▸ Written request: Give again, unaltered, the line with "Read the values" and all lines that follow it in the listing below, minus any pictures.

[Records excerpted from a collection]
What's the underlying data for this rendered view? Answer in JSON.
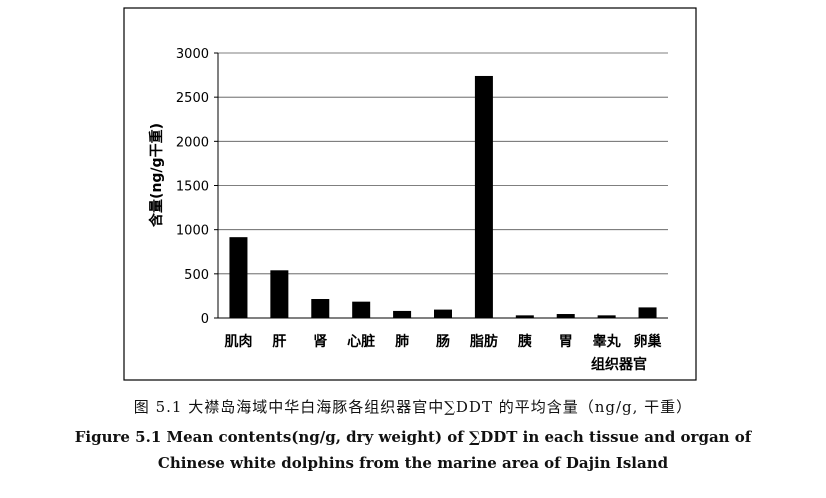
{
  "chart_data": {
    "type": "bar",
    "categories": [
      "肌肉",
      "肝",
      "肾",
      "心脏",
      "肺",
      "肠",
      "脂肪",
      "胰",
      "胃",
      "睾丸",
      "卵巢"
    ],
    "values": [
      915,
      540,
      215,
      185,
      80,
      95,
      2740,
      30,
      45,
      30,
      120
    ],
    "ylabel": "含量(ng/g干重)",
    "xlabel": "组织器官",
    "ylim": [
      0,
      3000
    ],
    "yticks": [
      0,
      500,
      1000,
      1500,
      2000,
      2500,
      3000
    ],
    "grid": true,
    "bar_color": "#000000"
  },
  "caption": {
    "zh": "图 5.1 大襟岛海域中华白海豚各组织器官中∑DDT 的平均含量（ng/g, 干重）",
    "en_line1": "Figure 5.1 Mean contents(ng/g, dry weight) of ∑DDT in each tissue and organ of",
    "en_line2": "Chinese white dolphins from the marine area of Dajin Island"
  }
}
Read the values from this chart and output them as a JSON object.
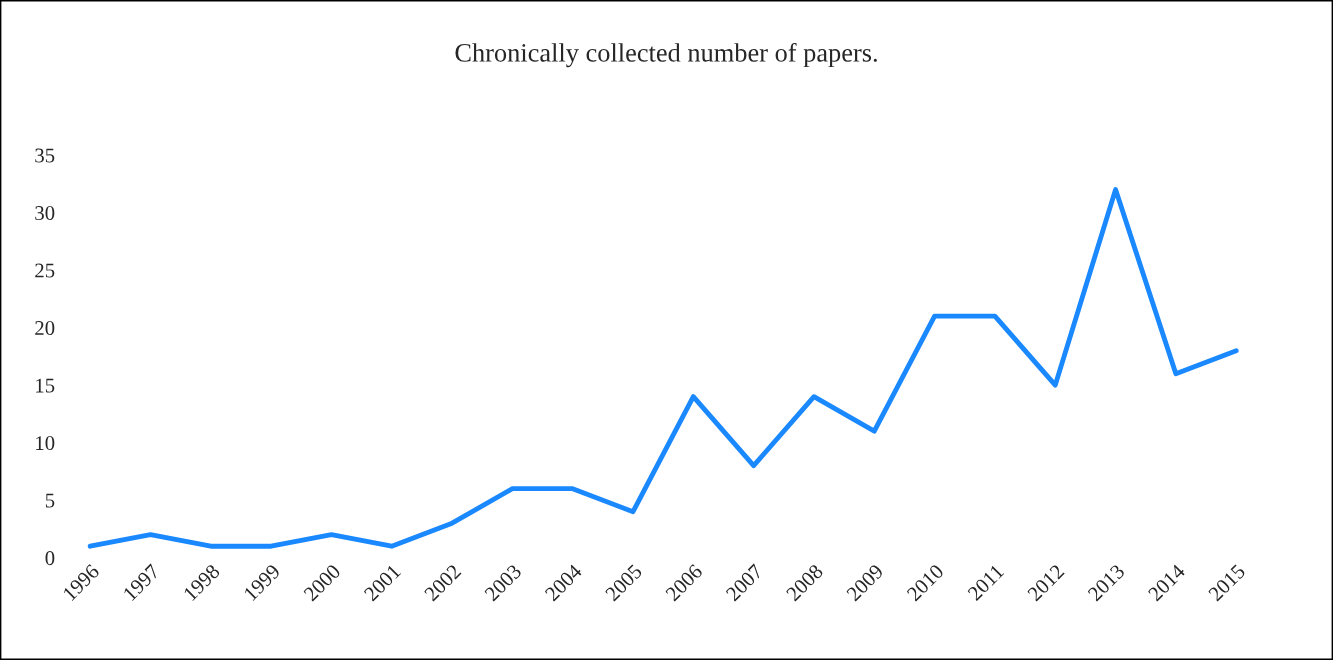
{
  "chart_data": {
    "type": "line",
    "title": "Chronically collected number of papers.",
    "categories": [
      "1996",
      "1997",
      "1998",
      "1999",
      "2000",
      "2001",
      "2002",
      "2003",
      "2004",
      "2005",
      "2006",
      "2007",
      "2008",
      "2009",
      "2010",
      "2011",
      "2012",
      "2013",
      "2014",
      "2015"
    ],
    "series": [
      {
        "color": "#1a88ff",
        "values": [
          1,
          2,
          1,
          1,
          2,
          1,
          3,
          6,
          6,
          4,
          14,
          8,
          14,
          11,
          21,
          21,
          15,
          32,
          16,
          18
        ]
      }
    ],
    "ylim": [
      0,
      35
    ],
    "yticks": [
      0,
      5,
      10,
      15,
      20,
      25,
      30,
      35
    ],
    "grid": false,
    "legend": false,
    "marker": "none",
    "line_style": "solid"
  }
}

▸ Reply to the task:
Read the values from this chart and output them as a JSON object.
{
  "chart_data": {
    "type": "line",
    "title": "Chronically collected number of papers.",
    "categories": [
      "1996",
      "1997",
      "1998",
      "1999",
      "2000",
      "2001",
      "2002",
      "2003",
      "2004",
      "2005",
      "2006",
      "2007",
      "2008",
      "2009",
      "2010",
      "2011",
      "2012",
      "2013",
      "2014",
      "2015"
    ],
    "series": [
      {
        "color": "#1a88ff",
        "values": [
          1,
          2,
          1,
          1,
          2,
          1,
          3,
          6,
          6,
          4,
          14,
          8,
          14,
          11,
          21,
          21,
          15,
          32,
          16,
          18
        ]
      }
    ],
    "ylim": [
      0,
      35
    ],
    "yticks": [
      0,
      5,
      10,
      15,
      20,
      25,
      30,
      35
    ],
    "grid": false,
    "legend": false,
    "marker": "none",
    "line_style": "solid"
  }
}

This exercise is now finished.